▸ BRIEF
What follows is a block of records; restate each one word for word.

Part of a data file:
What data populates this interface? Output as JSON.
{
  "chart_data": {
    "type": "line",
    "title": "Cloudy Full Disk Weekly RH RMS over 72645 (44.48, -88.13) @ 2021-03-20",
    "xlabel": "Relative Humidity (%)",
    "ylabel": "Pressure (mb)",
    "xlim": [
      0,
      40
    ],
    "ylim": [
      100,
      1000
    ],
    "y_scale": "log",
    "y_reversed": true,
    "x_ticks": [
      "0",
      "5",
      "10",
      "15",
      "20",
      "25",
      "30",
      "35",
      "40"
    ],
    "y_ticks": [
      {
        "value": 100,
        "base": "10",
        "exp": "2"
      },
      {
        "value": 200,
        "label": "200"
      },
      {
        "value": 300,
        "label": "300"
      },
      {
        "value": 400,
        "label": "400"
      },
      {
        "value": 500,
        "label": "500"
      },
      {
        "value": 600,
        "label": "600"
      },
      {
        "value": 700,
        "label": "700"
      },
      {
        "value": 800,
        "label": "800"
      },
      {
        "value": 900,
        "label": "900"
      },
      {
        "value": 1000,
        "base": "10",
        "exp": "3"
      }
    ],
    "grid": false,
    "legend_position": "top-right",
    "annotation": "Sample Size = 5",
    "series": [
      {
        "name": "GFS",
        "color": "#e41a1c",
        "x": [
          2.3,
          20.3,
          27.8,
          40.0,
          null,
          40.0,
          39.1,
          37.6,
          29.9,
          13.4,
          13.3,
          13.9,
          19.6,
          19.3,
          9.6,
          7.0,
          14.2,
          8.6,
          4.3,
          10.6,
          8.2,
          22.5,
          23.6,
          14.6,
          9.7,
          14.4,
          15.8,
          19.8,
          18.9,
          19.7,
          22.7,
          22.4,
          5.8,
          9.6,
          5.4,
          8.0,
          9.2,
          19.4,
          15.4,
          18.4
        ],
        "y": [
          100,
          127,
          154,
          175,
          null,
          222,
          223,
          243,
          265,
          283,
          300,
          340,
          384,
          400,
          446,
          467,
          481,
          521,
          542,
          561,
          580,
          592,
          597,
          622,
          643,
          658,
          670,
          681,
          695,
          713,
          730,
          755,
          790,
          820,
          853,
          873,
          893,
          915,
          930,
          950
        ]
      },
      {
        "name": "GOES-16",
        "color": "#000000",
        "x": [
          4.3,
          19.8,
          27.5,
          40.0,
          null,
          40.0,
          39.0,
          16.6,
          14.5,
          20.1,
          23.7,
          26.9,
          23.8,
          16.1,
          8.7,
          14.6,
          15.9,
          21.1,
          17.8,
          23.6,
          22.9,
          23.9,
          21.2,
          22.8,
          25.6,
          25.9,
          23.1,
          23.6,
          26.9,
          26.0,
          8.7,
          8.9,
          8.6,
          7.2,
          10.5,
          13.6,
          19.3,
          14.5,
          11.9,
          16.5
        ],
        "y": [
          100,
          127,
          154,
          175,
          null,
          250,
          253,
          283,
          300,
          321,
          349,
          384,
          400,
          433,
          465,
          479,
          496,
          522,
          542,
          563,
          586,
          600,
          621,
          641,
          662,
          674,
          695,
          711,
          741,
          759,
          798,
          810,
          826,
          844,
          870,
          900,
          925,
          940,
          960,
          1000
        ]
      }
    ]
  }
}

▸ EXERCISE SOLUTION
What data populates this interface? Output as JSON.
{
  "chart_data": {
    "type": "line",
    "title": "Cloudy Full Disk Weekly RH RMS over 72645 (44.48, -88.13) @ 2021-03-20",
    "xlabel": "Relative Humidity (%)",
    "ylabel": "Pressure (mb)",
    "xlim": [
      0,
      40
    ],
    "ylim": [
      100,
      1000
    ],
    "y_scale": "log",
    "y_reversed": true,
    "x_ticks": [
      "0",
      "5",
      "10",
      "15",
      "20",
      "25",
      "30",
      "35",
      "40"
    ],
    "y_ticks": [
      {
        "value": 100,
        "base": "10",
        "exp": "2"
      },
      {
        "value": 200,
        "label": "200"
      },
      {
        "value": 300,
        "label": "300"
      },
      {
        "value": 400,
        "label": "400"
      },
      {
        "value": 500,
        "label": "500"
      },
      {
        "value": 600,
        "label": "600"
      },
      {
        "value": 700,
        "label": "700"
      },
      {
        "value": 800,
        "label": "800"
      },
      {
        "value": 900,
        "label": "900"
      },
      {
        "value": 1000,
        "base": "10",
        "exp": "3"
      }
    ],
    "grid": false,
    "legend_position": "top-right",
    "annotation": "Sample Size = 5",
    "series": [
      {
        "name": "GFS",
        "color": "#e41a1c",
        "x": [
          2.3,
          20.3,
          27.8,
          40.0,
          null,
          40.0,
          39.1,
          37.6,
          29.9,
          13.4,
          13.3,
          13.9,
          19.6,
          19.3,
          9.6,
          7.0,
          14.2,
          8.6,
          4.3,
          10.6,
          8.2,
          22.5,
          23.6,
          14.6,
          9.7,
          14.4,
          15.8,
          19.8,
          18.9,
          19.7,
          22.7,
          22.4,
          5.8,
          9.6,
          5.4,
          8.0,
          9.2,
          19.4,
          15.4,
          18.4
        ],
        "y": [
          100,
          127,
          154,
          175,
          null,
          222,
          223,
          243,
          265,
          283,
          300,
          340,
          384,
          400,
          446,
          467,
          481,
          521,
          542,
          561,
          580,
          592,
          597,
          622,
          643,
          658,
          670,
          681,
          695,
          713,
          730,
          755,
          790,
          820,
          853,
          873,
          893,
          915,
          930,
          950
        ]
      },
      {
        "name": "GOES-16",
        "color": "#000000",
        "x": [
          4.3,
          19.8,
          27.5,
          40.0,
          null,
          40.0,
          39.0,
          16.6,
          14.5,
          20.1,
          23.7,
          26.9,
          23.8,
          16.1,
          8.7,
          14.6,
          15.9,
          21.1,
          17.8,
          23.6,
          22.9,
          23.9,
          21.2,
          22.8,
          25.6,
          25.9,
          23.1,
          23.6,
          26.9,
          26.0,
          8.7,
          8.9,
          8.6,
          7.2,
          10.5,
          13.6,
          19.3,
          14.5,
          11.9,
          16.5
        ],
        "y": [
          100,
          127,
          154,
          175,
          null,
          250,
          253,
          283,
          300,
          321,
          349,
          384,
          400,
          433,
          465,
          479,
          496,
          522,
          542,
          563,
          586,
          600,
          621,
          641,
          662,
          674,
          695,
          711,
          741,
          759,
          798,
          810,
          826,
          844,
          870,
          900,
          925,
          940,
          960,
          1000
        ]
      }
    ]
  }
}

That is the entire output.